国連食糧農業機関(FAO)は、新型コロナウイルスの世界的な感染拡大による労働力の不足とサプライチェーンの中断により、一部の国及び地域の食糧安全に影響が生じる可能性があると発表した。
FAOは公式サイトで「速やかに行動し、最も脆弱な部分を守り、世界食糧サプライチェーンの円滑性を保証し、感染蔓延の食糧システム全体への影響を弱めなければ、食糧危機が間近に迫るリスクがある」と表明した。
FAOは最悪の状況が4月、もしくは5月に生じると予想した。
FAOによると、食糧はすでに各方面で数多くの挑戦に直面している(食糧輸送や家畜の飼育など)。しかし現在のところ食品供給は依然として十分であり、食糧産業が受けている影響は少ない。ただし肉類を含む腐りやすい食品など、高付加価値農産物の価格上昇の可能性が高い。主要食糧は現在、十分に供給されている。

□ □ □

_取り組む課題_
• 1. FAOの食糧危機に関する引用文のうち、「国連食糧農業機関(FAO)は」から「現在、十分に供給されている。」に至るまでを、一字も変えずに書き写しなさい。
• 2. FAOの食糧危機に関する引用文によると、FAOは最悪の状況がいつ生じると予想しているか。
• 3. FAOの食糧危機に関する引用文を、最後の文の後から書き継ぎなさい。
この後に続く資料は、引用文の内容とは関係がありません。

□ □ □

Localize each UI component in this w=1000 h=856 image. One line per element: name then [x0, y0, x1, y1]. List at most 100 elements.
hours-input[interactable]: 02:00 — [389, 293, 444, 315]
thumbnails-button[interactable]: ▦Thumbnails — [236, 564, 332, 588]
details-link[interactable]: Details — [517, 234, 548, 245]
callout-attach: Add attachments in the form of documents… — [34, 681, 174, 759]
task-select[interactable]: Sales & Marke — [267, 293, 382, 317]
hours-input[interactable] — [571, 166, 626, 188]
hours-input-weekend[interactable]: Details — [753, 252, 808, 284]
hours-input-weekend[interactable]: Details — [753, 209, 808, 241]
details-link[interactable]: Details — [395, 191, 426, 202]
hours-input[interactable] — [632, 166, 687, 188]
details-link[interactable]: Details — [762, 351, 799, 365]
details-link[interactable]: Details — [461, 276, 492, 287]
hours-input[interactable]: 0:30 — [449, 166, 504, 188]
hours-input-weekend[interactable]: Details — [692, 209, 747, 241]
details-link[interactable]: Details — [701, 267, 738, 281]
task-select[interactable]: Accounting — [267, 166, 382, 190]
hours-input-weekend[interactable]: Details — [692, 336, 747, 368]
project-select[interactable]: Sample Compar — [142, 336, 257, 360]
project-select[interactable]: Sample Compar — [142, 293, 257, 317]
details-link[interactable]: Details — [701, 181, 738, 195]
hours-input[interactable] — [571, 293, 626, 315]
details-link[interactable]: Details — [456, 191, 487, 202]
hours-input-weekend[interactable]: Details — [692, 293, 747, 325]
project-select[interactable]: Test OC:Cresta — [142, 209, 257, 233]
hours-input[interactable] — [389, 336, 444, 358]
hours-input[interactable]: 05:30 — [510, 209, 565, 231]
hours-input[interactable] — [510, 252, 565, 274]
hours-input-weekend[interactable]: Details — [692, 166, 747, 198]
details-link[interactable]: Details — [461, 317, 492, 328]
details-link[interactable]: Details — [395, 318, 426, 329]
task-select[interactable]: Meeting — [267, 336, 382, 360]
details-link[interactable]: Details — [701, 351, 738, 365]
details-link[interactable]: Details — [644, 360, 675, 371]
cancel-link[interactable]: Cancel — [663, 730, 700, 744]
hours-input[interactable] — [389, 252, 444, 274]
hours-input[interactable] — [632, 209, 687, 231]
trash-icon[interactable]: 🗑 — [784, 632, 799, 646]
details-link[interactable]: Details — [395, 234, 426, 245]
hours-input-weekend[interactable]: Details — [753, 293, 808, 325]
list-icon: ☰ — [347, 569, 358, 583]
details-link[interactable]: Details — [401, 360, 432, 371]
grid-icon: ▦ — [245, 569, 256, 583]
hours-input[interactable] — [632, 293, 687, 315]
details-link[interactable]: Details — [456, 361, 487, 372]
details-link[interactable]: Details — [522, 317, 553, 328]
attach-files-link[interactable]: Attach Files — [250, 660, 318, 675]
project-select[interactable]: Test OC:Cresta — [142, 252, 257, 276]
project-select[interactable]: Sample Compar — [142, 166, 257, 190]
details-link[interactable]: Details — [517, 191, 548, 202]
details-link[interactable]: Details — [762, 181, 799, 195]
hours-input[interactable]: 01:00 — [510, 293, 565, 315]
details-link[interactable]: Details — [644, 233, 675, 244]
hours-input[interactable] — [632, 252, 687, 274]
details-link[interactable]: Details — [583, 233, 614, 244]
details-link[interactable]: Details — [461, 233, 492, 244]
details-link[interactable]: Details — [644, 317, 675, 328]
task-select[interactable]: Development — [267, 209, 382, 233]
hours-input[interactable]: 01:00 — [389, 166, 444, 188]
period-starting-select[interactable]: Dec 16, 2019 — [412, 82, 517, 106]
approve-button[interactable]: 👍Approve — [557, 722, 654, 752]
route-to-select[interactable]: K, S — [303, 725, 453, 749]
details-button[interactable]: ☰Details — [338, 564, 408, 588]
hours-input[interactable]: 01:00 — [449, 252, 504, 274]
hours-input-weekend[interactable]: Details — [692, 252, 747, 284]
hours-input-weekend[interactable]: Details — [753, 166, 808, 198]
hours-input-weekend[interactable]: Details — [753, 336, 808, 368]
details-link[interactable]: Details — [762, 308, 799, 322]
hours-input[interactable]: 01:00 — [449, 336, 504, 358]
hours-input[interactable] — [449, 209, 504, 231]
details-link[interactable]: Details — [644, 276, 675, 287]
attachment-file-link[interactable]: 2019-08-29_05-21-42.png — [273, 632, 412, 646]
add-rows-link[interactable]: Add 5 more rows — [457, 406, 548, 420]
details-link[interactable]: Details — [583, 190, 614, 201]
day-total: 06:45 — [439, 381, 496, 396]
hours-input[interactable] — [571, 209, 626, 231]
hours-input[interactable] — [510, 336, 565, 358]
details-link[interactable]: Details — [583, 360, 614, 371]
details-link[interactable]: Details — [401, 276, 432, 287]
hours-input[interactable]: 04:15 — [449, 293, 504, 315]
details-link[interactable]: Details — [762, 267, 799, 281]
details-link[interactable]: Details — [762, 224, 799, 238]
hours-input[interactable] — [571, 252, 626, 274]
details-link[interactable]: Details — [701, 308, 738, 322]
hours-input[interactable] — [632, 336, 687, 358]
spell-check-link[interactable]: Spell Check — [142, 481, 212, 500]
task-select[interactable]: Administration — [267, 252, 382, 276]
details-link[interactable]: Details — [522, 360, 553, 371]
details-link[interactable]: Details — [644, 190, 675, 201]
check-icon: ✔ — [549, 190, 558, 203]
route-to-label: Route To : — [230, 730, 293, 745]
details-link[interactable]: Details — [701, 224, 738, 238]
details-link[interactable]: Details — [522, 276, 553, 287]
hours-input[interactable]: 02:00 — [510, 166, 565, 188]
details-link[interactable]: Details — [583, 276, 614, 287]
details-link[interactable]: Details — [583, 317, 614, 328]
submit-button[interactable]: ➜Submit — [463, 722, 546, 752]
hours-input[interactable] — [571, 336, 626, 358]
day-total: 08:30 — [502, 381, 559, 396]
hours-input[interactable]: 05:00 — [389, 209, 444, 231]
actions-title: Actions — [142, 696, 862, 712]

□ □ □

_解答一覧_
• 1.
国連食糧農業機関(FAO)は、新型コロナウイルスの世界的な感染拡大による労働力の不足とサプライチェーンの中断により、一部の国及び地域の食糧安全に影響が生じる可能性があると発表した。
FAOは公式サイトで「速やかに行動し、最も脆弱な部分を守り、世界食糧サプライチェーンの円滑性を保証し、感染蔓延の食糧システム全体への影響を弱めなければ、食糧危機が間近に迫るリスクがある」と表明した。
FAOは最悪の状況が4月、もしくは5月に生じると予想した。
FAOによると、食糧はすでに各方面で数多くの挑戦に直面している(食糧輸送や家畜の飼育など)。しかし現在のところ食品供給は依然として十分であり、食糧産業が受けている影響は少ない。ただし肉類を含む腐りやすい食品など、高付加価値農産物の価格上昇の可能性が高い。主要食糧は現在、十分に供給されている。

• 2. 4月、もしくは5月に生じると予想している。

• 3.
米CNNは25日、米国の鶏卵販売量が3月14日までの1週間に渡り、前年同期比で44%激増したと報じた。鶏卵卸売価格は3月上旬以降で180%上昇している。米ウォルマートなどの大型チェーン小売業者は最近、鶏卵など買い占めが発生している商品の販売制限を開始した。
米フィッチ・レーティングスは、重要生産地域の気候条件が良好であるため、2020−21年の収穫の先行きを楽観でき、食糧は相対的に見て十分であると判断した。
フィッチは研究報告書の中で、「先進国における穀物栽培は通常、人口密度の低い大型農場で行われ、感染症の影響を受けにくい。しかし労働集約型業界、例えばパームオイルなどの栽培業、生肉処理などの加工業の人員は感染のリスクが高い。そのため臨時の封鎖措置が必要だ」とした。
マレーシア最大のパームオイル生産地であるサバ州は3地域のパームオイル農園の閉鎖を命じた。一部の従業員が新型コロナウイルスの検査で陽性反応を示したからだ。
フィッチは、一部の食糧が十分に供給されても、過度な買い占めや取引の制限が生じることで食糧危機のリスクが拡大する恐れがあるとした。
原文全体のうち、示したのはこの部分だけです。